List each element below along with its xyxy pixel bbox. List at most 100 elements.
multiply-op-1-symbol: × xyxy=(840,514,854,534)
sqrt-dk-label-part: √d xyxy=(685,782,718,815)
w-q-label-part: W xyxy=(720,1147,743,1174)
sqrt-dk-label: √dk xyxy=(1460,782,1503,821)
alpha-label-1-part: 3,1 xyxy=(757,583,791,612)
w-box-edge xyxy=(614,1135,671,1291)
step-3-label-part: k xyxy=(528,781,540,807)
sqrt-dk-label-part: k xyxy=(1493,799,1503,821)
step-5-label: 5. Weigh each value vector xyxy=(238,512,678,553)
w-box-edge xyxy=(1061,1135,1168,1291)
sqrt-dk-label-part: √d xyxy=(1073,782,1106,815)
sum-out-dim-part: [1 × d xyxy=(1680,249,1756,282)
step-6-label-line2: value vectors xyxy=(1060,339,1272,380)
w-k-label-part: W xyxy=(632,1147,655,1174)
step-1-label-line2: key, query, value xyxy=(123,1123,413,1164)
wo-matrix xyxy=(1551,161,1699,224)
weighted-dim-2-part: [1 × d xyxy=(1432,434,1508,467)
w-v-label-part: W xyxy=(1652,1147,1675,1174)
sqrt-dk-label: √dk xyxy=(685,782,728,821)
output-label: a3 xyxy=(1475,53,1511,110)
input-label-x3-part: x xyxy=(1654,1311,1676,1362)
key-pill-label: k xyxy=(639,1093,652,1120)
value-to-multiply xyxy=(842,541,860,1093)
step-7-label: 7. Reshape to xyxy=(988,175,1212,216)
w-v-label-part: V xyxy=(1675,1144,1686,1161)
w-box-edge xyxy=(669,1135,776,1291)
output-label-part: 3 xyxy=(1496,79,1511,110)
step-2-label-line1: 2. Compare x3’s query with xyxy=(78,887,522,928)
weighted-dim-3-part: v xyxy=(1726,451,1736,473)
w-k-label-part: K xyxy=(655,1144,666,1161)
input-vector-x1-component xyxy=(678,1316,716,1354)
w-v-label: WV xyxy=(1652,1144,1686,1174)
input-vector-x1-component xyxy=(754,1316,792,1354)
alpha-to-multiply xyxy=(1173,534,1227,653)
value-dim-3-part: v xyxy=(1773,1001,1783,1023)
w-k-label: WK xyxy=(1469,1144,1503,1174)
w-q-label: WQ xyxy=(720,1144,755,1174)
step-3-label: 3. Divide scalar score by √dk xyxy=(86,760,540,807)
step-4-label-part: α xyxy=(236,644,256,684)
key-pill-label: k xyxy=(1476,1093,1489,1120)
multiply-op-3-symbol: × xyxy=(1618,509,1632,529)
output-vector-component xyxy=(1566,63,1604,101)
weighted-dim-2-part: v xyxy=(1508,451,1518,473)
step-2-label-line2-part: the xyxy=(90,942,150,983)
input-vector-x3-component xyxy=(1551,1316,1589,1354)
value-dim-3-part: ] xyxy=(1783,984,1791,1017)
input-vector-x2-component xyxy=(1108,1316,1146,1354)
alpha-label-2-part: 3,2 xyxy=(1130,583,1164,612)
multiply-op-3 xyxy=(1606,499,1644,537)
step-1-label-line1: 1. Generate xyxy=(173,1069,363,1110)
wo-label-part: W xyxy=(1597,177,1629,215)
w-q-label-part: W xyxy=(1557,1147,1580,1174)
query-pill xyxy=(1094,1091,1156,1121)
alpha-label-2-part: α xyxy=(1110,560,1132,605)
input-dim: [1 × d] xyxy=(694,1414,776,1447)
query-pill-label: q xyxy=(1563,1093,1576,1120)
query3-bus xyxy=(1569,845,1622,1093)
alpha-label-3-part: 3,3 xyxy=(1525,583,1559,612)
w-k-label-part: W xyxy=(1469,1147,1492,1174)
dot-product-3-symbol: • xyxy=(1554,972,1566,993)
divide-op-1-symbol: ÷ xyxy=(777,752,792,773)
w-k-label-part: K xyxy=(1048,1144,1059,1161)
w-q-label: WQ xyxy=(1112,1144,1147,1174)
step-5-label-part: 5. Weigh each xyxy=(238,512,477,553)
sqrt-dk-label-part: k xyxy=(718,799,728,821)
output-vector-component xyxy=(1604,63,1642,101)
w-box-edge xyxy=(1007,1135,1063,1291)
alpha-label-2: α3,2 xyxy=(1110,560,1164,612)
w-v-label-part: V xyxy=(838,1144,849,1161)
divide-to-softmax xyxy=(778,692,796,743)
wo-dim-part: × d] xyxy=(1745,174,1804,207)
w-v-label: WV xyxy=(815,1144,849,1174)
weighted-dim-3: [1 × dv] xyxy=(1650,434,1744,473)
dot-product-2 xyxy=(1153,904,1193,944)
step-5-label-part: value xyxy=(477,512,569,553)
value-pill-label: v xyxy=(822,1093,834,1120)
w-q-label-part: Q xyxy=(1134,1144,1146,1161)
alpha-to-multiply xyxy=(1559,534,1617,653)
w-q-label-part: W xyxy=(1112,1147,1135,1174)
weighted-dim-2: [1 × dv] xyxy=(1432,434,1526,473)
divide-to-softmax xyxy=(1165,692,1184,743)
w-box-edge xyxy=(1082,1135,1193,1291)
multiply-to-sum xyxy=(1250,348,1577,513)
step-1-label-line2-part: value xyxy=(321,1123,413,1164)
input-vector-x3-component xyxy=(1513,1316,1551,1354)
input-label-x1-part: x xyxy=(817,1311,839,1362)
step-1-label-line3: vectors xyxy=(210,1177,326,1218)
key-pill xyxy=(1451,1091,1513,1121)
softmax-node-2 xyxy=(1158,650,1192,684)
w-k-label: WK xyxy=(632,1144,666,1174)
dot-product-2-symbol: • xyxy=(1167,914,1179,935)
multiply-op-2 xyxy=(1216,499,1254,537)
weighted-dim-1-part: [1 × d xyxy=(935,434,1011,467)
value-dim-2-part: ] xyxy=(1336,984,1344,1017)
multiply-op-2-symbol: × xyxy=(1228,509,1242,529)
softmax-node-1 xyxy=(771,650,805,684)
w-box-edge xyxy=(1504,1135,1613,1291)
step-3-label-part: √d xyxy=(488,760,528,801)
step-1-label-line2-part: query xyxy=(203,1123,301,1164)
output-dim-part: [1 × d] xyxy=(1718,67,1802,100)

··········

Pode colocar todas as linhas acima numa lista JSON de strings, com uma string para cada linha e sem as linhas em branco?

[
  "List each element below along with its xyxy pixel bbox. List at most 100 elements.",
  "multiply-op-1-symbol: × xyxy=(840,514,854,534)",
  "sqrt-dk-label-part: √d xyxy=(685,782,718,815)",
  "w-q-label-part: W xyxy=(720,1147,743,1174)",
  "sqrt-dk-label: √dk xyxy=(1460,782,1503,821)",
  "alpha-label-1-part: 3,1 xyxy=(757,583,791,612)",
  "w-box-edge xyxy=(614,1135,671,1291)",
  "step-3-label-part: k xyxy=(528,781,540,807)",
  "sqrt-dk-label-part: k xyxy=(1493,799,1503,821)",
  "step-5-label: 5. Weigh each value vector xyxy=(238,512,678,553)",
  "w-box-edge xyxy=(1061,1135,1168,1291)",
  "sqrt-dk-label-part: √d xyxy=(1073,782,1106,815)",
  "sum-out-dim-part: [1 × d xyxy=(1680,249,1756,282)",
  "step-6-label-line2: value vectors xyxy=(1060,339,1272,380)",
  "w-k-label-part: W xyxy=(632,1147,655,1174)",
  "step-1-label-line2: key, query, value xyxy=(123,1123,413,1164)",
  "wo-matrix xyxy=(1551,161,1699,224)",
  "weighted-dim-2-part: [1 × d xyxy=(1432,434,1508,467)",
  "w-v-label-part: W xyxy=(1652,1147,1675,1174)",
  "sqrt-dk-label: √dk xyxy=(685,782,728,821)",
  "output-label: a3 xyxy=(1475,53,1511,110)",
  "input-label-x3-part: x xyxy=(1654,1311,1676,1362)",
  "key-pill-label: k xyxy=(639,1093,652,1120)",
  "value-to-multiply xyxy=(842,541,860,1093)",
  "step-7-label: 7. Reshape to xyxy=(988,175,1212,216)",
  "w-v-label-part: V xyxy=(1675,1144,1686,1161)",
  "w-box-edge xyxy=(669,1135,776,1291)",
  "output-label-part: 3 xyxy=(1496,79,1511,110)",
  "step-2-label-line1: 2. Compare x3’s query with xyxy=(78,887,522,928)",
  "weighted-dim-3-part: v xyxy=(1726,451,1736,473)",
  "w-k-label-part: K xyxy=(655,1144,666,1161)",
  "input-vector-x1-component xyxy=(678,1316,716,1354)",
  "w-v-label: WV xyxy=(1652,1144,1686,1174)",
  "input-vector-x1-component xyxy=(754,1316,792,1354)",
  "alpha-to-multiply xyxy=(1173,534,1227,653)",
  "value-dim-3-part: v xyxy=(1773,1001,1783,1023)",
  "w-k-label: WK xyxy=(1469,1144,1503,1174)",
  "w-q-label: WQ xyxy=(720,1144,755,1174)",
  "step-3-label: 3. Divide scalar score by √dk xyxy=(86,760,540,807)",
  "step-4-label-part: α xyxy=(236,644,256,684)",
  "key-pill-label: k xyxy=(1476,1093,1489,1120)",
  "multiply-op-3-symbol: × xyxy=(1618,509,1632,529)",
  "output-vector-component xyxy=(1566,63,1604,101)",
  "weighted-dim-2-part: v xyxy=(1508,451,1518,473)",
  "step-2-label-line2-part: the xyxy=(90,942,150,983)",
  "input-vector-x3-component xyxy=(1551,1316,1589,1354)",
  "value-dim-3-part: ] xyxy=(1783,984,1791,1017)",
  "input-vector-x2-component xyxy=(1108,1316,1146,1354)",
  "alpha-label-2-part: 3,2 xyxy=(1130,583,1164,612)",
  "multiply-op-3 xyxy=(1606,499,1644,537)",
  "step-1-label-line1: 1. Generate xyxy=(173,1069,363,1110)",
  "wo-label-part: W xyxy=(1597,177,1629,215)",
  "w-q-label-part: W xyxy=(1557,1147,1580,1174)",
  "query-pill xyxy=(1094,1091,1156,1121)",
  "alpha-label-2-part: α xyxy=(1110,560,1132,605)",
  "input-dim: [1 × d] xyxy=(694,1414,776,1447)",
  "query-pill-label: q xyxy=(1563,1093,1576,1120)",
  "query3-bus xyxy=(1569,845,1622,1093)",
  "alpha-label-3-part: 3,3 xyxy=(1525,583,1559,612)",
  "w-k-label-part: W xyxy=(1469,1147,1492,1174)",
  "dot-product-3-symbol: • xyxy=(1554,972,1566,993)",
  "divide-op-1-symbol: ÷ xyxy=(777,752,792,773)",
  "w-k-label-part: K xyxy=(1048,1144,1059,1161)",
  "w-q-label: WQ xyxy=(1112,1144,1147,1174)",
  "step-5-label-part: 5. Weigh each xyxy=(238,512,477,553)",
  "sqrt-dk-label-part: k xyxy=(718,799,728,821)",
  "output-vector-component xyxy=(1604,63,1642,101)",
  "w-box-edge xyxy=(1007,1135,1063,1291)",
  "alpha-label-2: α3,2 xyxy=(1110,560,1164,612)",
  "w-v-label-part: V xyxy=(838,1144,849,1161)",
  "divide-to-softmax xyxy=(778,692,796,743)",
  "wo-dim-part: × d] xyxy=(1745,174,1804,207)",
  "w-v-label: WV xyxy=(815,1144,849,1174)",
  "weighted-dim-3: [1 × dv] xyxy=(1650,434,1744,473)",
  "dot-product-2 xyxy=(1153,904,1193,944)",
  "step-5-label-part: value xyxy=(477,512,569,553)",
  "value-pill-label: v xyxy=(822,1093,834,1120)",
  "w-q-label-part: Q xyxy=(1134,1144,1146,1161)",
  "alpha-to-multiply xyxy=(1559,534,1617,653)",
  "w-q-label-part: W xyxy=(1112,1147,1135,1174)",
  "weighted-dim-2: [1 × dv] xyxy=(1432,434,1526,473)",
  "divide-to-softmax xyxy=(1165,692,1184,743)",
  "w-box-edge xyxy=(1082,1135,1193,1291)",
  "multiply-to-sum xyxy=(1250,348,1577,513)",
  "step-1-label-line2-part: value xyxy=(321,1123,413,1164)",
  "input-vector-x3-component xyxy=(1513,1316,1551,1354)",
  "input-label-x1-part: x xyxy=(817,1311,839,1362)",
  "step-1-label-line3: vectors xyxy=(210,1177,326,1218)",
  "key-pill xyxy=(1451,1091,1513,1121)",
  "softmax-node-2 xyxy=(1158,650,1192,684)",
  "w-k-label: WK xyxy=(632,1144,666,1174)",
  "dot-product-2-symbol: • xyxy=(1167,914,1179,935)",
  "multiply-op-2 xyxy=(1216,499,1254,537)",
  "weighted-dim-1-part: [1 × d xyxy=(935,434,1011,467)",
  "value-dim-2-part: ] xyxy=(1336,984,1344,1017)",
  "multiply-op-2-symbol: × xyxy=(1228,509,1242,529)",
  "softmax-node-1 xyxy=(771,650,805,684)",
  "w-box-edge xyxy=(1504,1135,1613,1291)",
  "step-3-label-part: √d xyxy=(488,760,528,801)",
  "step-1-label-line2-part: query xyxy=(203,1123,301,1164)",
  "output-dim-part: [1 × d] xyxy=(1718,67,1802,100)"
]